SHORT TASK: What is the number of lines containing the word "sprememba"? Give that number alone.

INFORMATION SHOWN:

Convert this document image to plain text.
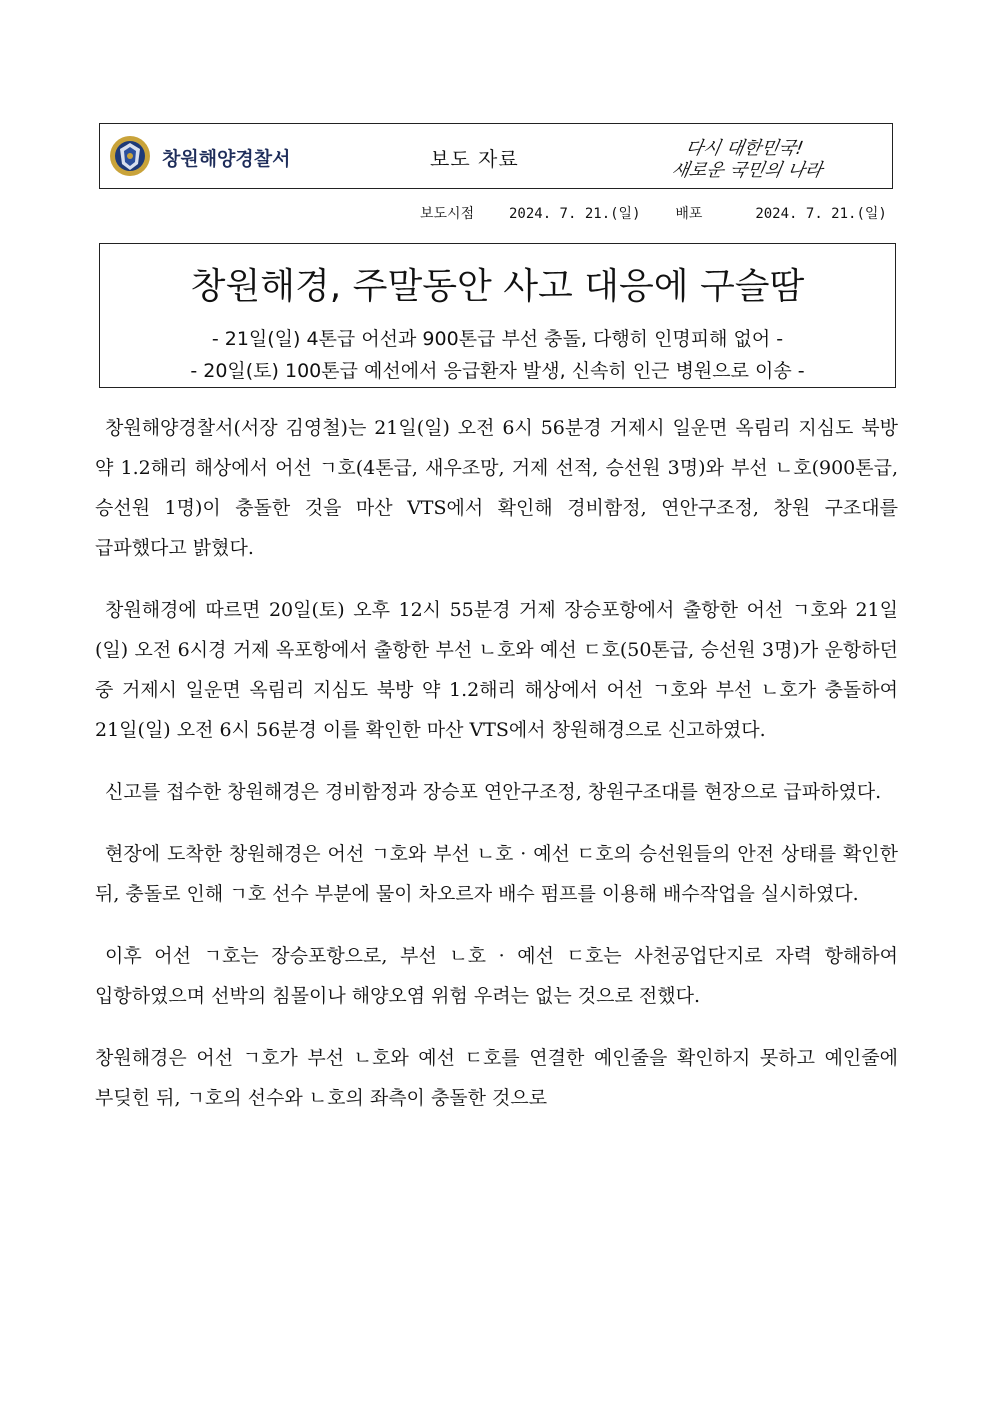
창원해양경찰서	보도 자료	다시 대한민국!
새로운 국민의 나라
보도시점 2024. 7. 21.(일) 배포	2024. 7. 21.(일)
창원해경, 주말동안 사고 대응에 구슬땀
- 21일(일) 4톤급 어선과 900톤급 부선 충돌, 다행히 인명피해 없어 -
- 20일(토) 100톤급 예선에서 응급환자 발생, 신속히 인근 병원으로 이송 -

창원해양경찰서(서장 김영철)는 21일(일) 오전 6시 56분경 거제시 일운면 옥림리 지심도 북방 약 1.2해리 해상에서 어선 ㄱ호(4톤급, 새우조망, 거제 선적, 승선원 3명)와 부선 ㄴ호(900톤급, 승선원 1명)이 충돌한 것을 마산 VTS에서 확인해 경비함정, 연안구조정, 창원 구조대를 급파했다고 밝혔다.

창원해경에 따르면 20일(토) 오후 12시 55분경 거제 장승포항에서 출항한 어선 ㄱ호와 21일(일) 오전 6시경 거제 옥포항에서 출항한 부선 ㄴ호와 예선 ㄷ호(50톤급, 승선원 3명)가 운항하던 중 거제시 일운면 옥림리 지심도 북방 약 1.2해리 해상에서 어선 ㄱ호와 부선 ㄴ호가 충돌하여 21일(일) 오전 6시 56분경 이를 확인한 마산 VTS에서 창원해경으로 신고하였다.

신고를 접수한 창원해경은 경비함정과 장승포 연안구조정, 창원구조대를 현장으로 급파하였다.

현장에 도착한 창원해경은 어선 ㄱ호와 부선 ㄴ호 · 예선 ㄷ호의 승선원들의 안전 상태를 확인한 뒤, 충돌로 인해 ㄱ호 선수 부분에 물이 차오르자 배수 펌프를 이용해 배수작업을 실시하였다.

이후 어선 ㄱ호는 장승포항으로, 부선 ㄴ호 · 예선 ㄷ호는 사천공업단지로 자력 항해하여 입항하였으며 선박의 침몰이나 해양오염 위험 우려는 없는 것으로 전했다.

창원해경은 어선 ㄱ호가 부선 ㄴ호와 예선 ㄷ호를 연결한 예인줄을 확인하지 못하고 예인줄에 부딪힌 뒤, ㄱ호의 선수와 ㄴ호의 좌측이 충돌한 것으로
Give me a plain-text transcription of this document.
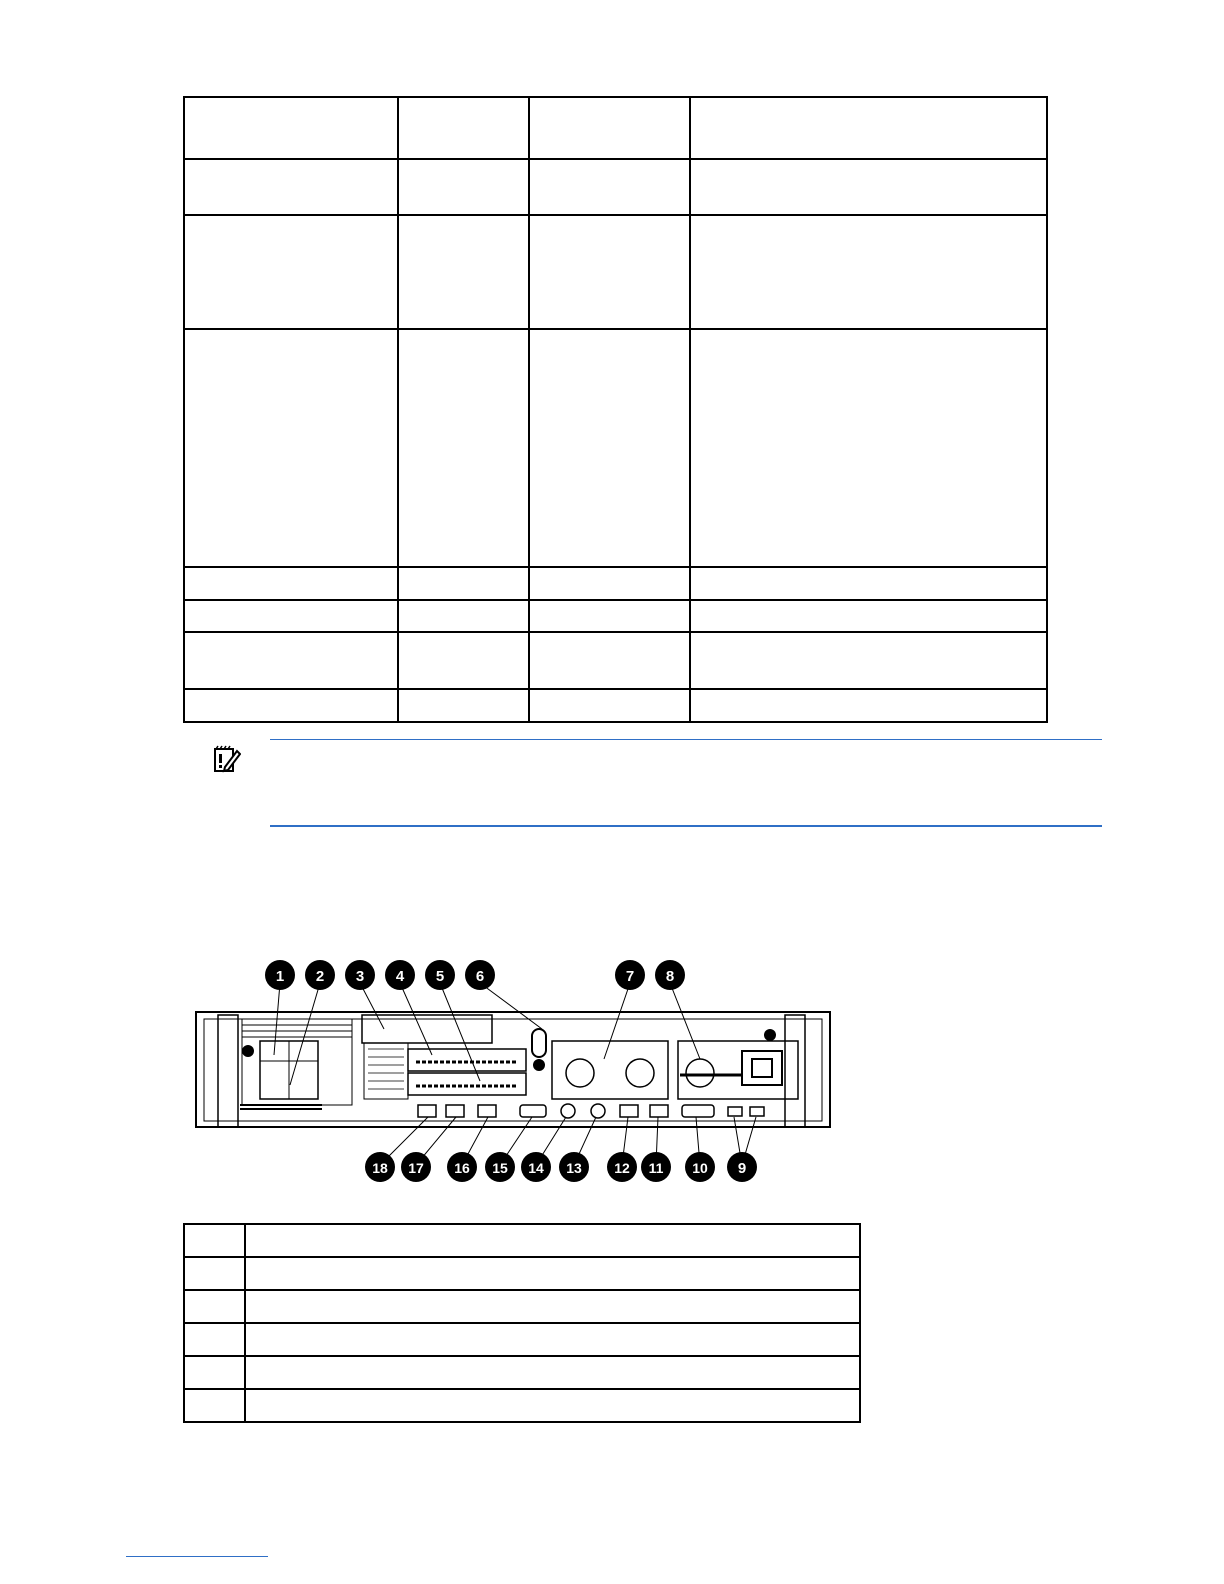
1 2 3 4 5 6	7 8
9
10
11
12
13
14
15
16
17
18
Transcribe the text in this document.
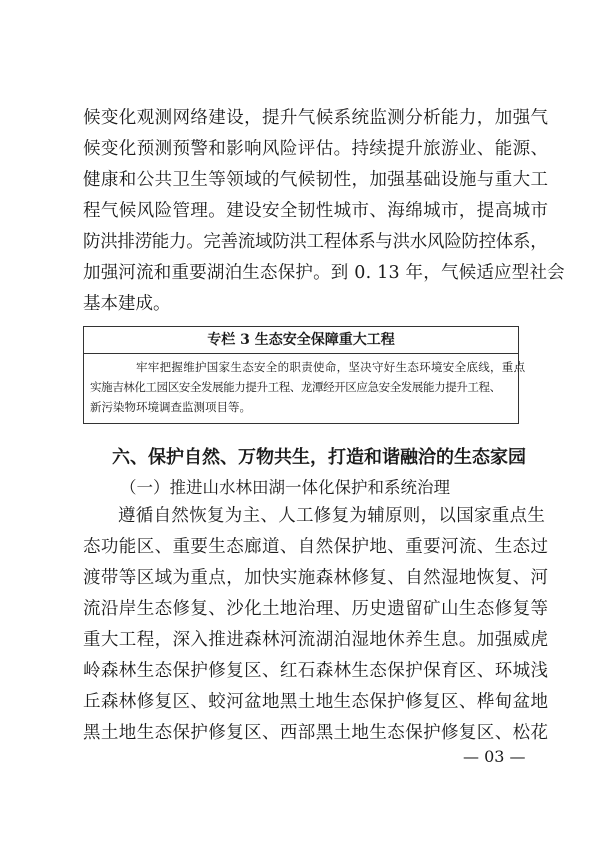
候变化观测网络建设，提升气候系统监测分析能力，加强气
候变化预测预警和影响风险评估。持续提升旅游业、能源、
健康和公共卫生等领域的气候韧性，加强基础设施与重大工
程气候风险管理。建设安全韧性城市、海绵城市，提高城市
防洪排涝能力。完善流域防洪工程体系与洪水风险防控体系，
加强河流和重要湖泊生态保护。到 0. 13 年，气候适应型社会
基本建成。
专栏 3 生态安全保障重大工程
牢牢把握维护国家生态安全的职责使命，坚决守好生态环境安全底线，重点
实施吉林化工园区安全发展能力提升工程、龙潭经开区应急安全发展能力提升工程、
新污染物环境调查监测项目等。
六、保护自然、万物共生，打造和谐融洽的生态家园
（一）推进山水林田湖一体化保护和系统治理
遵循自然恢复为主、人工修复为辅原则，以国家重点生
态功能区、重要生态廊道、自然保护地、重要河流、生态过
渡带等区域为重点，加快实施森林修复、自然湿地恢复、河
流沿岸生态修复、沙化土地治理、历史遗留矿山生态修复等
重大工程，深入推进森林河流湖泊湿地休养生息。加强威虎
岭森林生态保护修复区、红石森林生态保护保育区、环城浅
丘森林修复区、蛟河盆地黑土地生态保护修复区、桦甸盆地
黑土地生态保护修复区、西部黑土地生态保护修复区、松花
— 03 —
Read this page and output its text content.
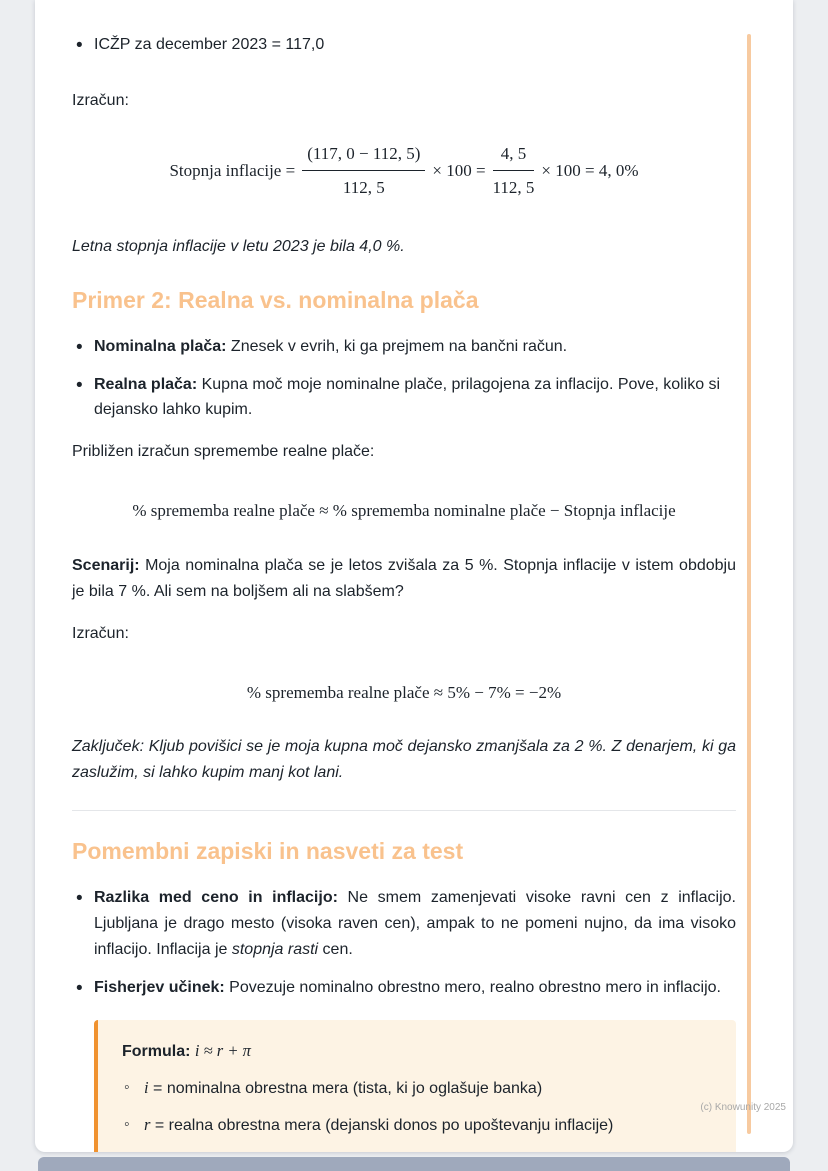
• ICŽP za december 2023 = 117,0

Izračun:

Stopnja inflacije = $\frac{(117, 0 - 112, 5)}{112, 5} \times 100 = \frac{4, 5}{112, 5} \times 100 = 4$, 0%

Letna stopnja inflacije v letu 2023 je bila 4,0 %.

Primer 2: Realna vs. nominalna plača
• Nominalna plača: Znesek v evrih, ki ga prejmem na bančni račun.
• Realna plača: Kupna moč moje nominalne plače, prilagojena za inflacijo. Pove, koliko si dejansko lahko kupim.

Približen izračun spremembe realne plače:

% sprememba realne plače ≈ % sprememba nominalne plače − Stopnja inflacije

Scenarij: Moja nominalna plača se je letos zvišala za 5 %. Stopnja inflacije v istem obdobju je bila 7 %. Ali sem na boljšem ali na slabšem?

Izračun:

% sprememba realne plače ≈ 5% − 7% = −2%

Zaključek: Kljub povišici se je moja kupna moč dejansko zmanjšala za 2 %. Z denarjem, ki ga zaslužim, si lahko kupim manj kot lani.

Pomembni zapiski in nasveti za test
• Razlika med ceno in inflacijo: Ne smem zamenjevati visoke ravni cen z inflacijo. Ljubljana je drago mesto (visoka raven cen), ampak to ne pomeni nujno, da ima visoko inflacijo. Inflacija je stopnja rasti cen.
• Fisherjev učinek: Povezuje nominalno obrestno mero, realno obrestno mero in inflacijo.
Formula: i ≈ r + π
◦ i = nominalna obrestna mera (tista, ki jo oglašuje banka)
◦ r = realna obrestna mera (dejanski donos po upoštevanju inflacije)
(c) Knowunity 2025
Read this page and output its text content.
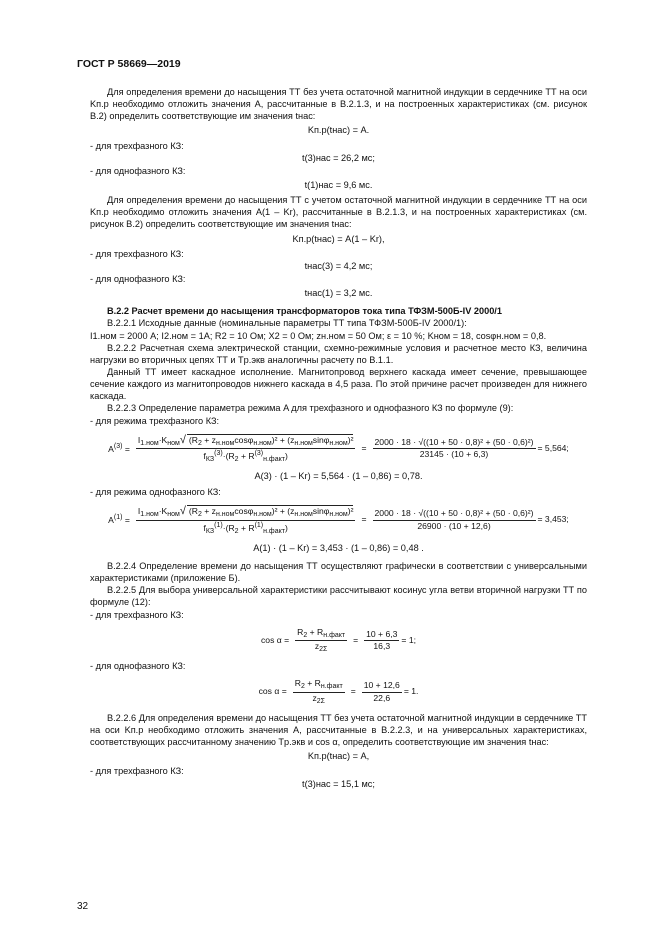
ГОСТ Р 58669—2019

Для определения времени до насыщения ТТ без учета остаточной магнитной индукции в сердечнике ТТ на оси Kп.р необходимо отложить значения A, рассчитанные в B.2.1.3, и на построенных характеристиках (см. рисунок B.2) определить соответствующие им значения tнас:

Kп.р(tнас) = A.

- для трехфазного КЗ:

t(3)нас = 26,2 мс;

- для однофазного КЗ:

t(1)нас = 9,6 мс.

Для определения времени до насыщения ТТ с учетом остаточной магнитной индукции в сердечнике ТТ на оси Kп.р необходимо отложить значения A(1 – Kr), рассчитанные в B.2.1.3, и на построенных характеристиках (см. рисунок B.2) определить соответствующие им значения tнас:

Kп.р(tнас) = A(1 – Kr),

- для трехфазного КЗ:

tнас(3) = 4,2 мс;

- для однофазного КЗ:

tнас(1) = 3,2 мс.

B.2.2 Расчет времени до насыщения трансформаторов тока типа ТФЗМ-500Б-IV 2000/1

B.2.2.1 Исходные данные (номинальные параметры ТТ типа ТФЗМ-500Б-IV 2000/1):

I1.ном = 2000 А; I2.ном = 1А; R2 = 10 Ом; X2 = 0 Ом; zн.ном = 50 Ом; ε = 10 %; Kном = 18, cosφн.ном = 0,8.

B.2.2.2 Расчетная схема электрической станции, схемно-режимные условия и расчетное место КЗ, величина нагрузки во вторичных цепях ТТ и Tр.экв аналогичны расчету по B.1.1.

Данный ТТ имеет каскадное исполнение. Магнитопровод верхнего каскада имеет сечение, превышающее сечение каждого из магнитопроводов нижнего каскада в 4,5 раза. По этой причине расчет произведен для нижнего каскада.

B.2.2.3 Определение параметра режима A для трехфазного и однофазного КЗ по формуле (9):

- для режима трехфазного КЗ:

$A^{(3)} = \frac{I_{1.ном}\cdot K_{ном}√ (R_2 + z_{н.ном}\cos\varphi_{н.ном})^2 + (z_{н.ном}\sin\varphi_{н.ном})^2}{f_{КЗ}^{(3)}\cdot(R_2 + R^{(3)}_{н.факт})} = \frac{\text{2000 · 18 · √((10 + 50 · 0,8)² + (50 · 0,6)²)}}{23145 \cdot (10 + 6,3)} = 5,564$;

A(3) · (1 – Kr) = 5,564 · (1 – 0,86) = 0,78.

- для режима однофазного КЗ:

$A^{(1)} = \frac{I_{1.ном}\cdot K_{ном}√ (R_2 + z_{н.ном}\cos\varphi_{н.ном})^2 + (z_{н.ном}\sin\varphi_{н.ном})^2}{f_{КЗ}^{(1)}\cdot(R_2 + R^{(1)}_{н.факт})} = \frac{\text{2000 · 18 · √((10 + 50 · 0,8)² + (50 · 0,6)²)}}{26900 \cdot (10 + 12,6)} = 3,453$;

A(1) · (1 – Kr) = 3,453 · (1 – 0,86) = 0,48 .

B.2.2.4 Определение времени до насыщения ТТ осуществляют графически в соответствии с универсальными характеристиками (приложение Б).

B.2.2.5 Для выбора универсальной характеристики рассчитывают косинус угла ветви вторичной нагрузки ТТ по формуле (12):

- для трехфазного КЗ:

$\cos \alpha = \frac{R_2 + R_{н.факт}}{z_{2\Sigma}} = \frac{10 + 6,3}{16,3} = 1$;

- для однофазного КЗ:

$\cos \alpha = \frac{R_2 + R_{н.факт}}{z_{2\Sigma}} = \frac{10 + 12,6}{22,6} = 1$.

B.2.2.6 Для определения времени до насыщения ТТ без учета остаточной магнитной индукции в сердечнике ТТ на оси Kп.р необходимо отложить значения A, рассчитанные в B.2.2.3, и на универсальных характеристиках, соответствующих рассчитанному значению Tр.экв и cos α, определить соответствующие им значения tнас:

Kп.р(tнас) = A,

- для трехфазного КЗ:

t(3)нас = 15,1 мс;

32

ANSWER TO THE TASK: 2